**Raw records:**
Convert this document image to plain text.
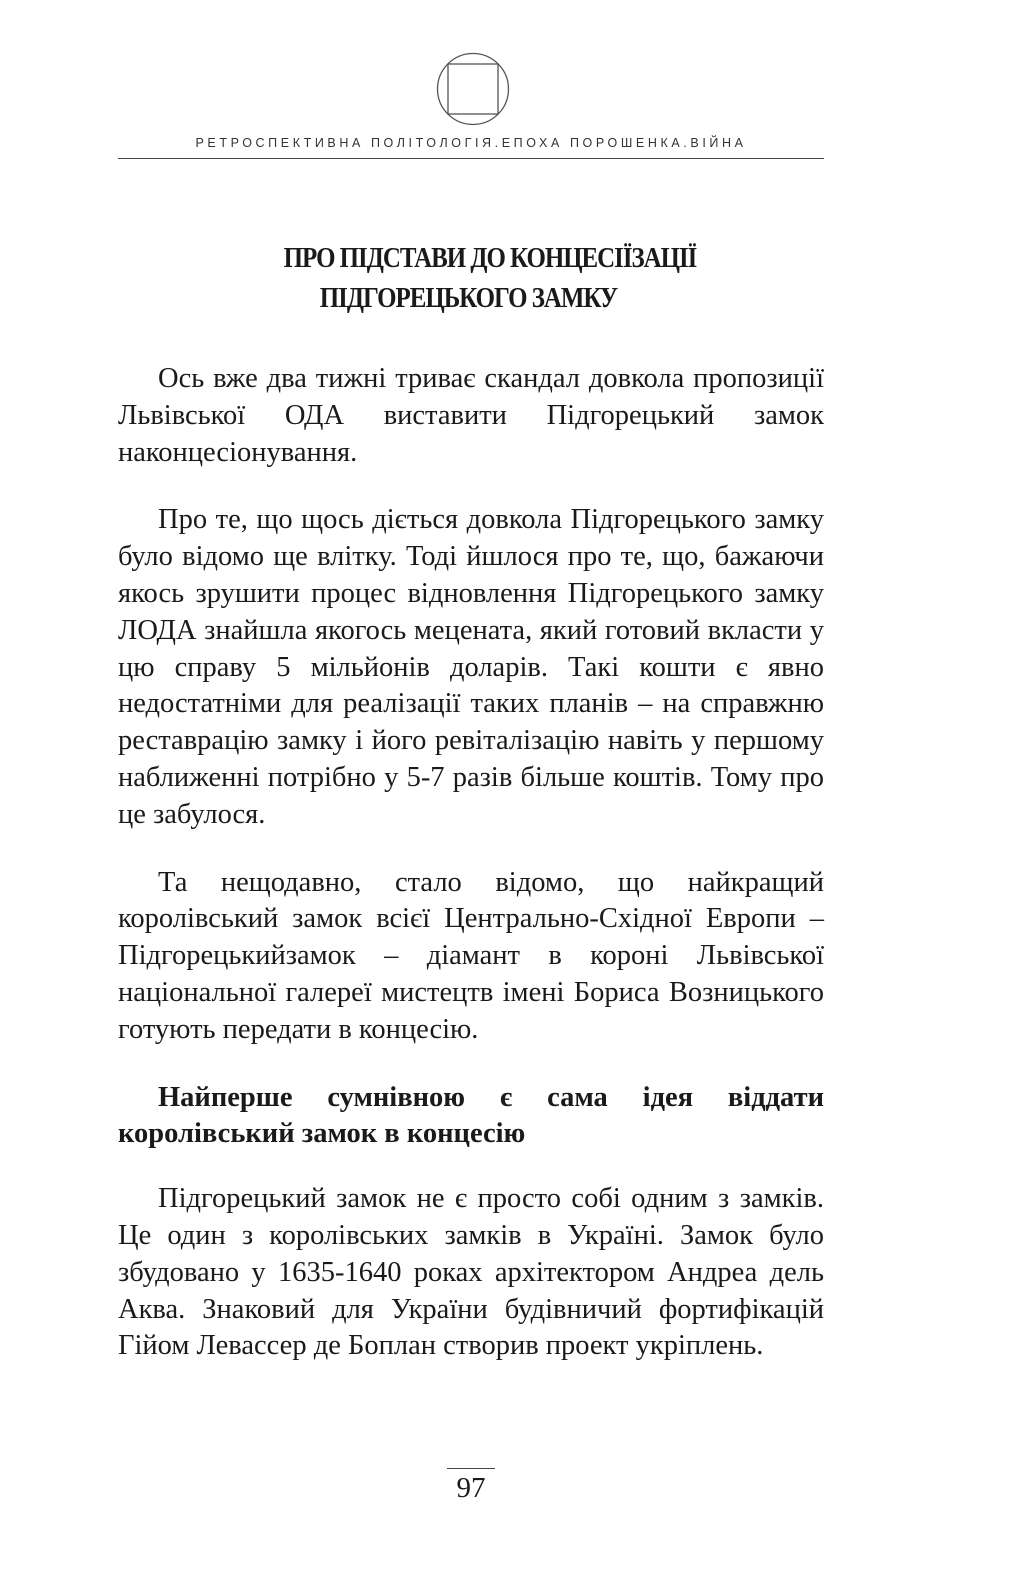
РЕТРОСПЕКТИВНА ПОЛІТОЛОГІЯ.ЕПОХА ПОРОШЕНКА.ВІЙНА
ПРО ПІДСТАВИ ДО КОНЦЕСІЇЗАЦІЇ
ПІДГОРЕЦЬКОГО ЗАМКУ

Ось вже два тижні триває скандал довкола пропозиції Львівської ОДА виставити Підгорецький замок наконцесіонування.

Про те, що щось діється довкола Підгорецького замку було відомо ще влітку. Тоді йшлося про те, що, бажаючи якось зрушити процес відновлення Підгорецького замку ЛОДА знайшла якогось мецената, який готовий вкласти у цю справу 5 мільйонів доларів. Такі кошти є явно недостатніми для реалізації таких планів – на справжню реставрацію замку і його ревіталізацію навіть у першому наближенні потрібно у 5-7 разів більше коштів. Тому про це забулося.

Та нещодавно, стало відомо, що найкращий королівський замок всієї Центрально-Східної Европи – Підгорецькийзамок – діамант в короні Львівської національної галереї мистецтв імені Бориса Возницького готують передати в концесію.

Найперше сумнівною є сама ідея віддати королівський замок в концесію

Підгорецький замок не є просто собі одним з замків. Це один з королівських замків в Україні. Замок було збудовано у 1635-1640 роках архітектором Андреа дель Аква. Знаковий для України будівничий фортифікацій Гійом Левассер де Боплан створив проект укріплень.

97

**Your instructions:** The records shown above are to be repeated exactly, with the pictures left out.

**Response to the task:**
Convert this document image to plain text.
РЕТРОСПЕКТИВНА ПОЛІТОЛОГІЯ.ЕПОХА ПОРОШЕНКА.ВІЙНА
ПРО ПІДСТАВИ ДО КОНЦЕСІЇЗАЦІЇ
ПІДГОРЕЦЬКОГО ЗАМКУ

Ось вже два тижні триває скандал довкола пропозиції Львівської ОДА виставити Підгорецький замок наконцесіонування.

Про те, що щось діється довкола Підгорецького замку було відомо ще влітку. Тоді йшлося про те, що, бажаючи якось зрушити процес відновлення Підгорецького замку ЛОДА знайшла якогось мецената, який готовий вкласти у цю справу 5 мільйонів доларів. Такі кошти є явно недостатніми для реалізації таких планів – на справжню реставрацію замку і його ревіталізацію навіть у першому наближенні потрібно у 5-7 разів більше коштів. Тому про це забулося.

Та нещодавно, стало відомо, що найкращий королівський замок всієї Центрально-Східної Европи – Підгорецькийзамок – діамант в короні Львівської національної галереї мистецтв імені Бориса Возницького готують передати в концесію.

Найперше сумнівною є сама ідея віддати королівський замок в концесію

Підгорецький замок не є просто собі одним з замків. Це один з королівських замків в Україні. Замок було збудовано у 1635-1640 роках архітектором Андреа дель Аква. Знаковий для України будівничий фортифікацій Гійом Левассер де Боплан створив проект укріплень.

97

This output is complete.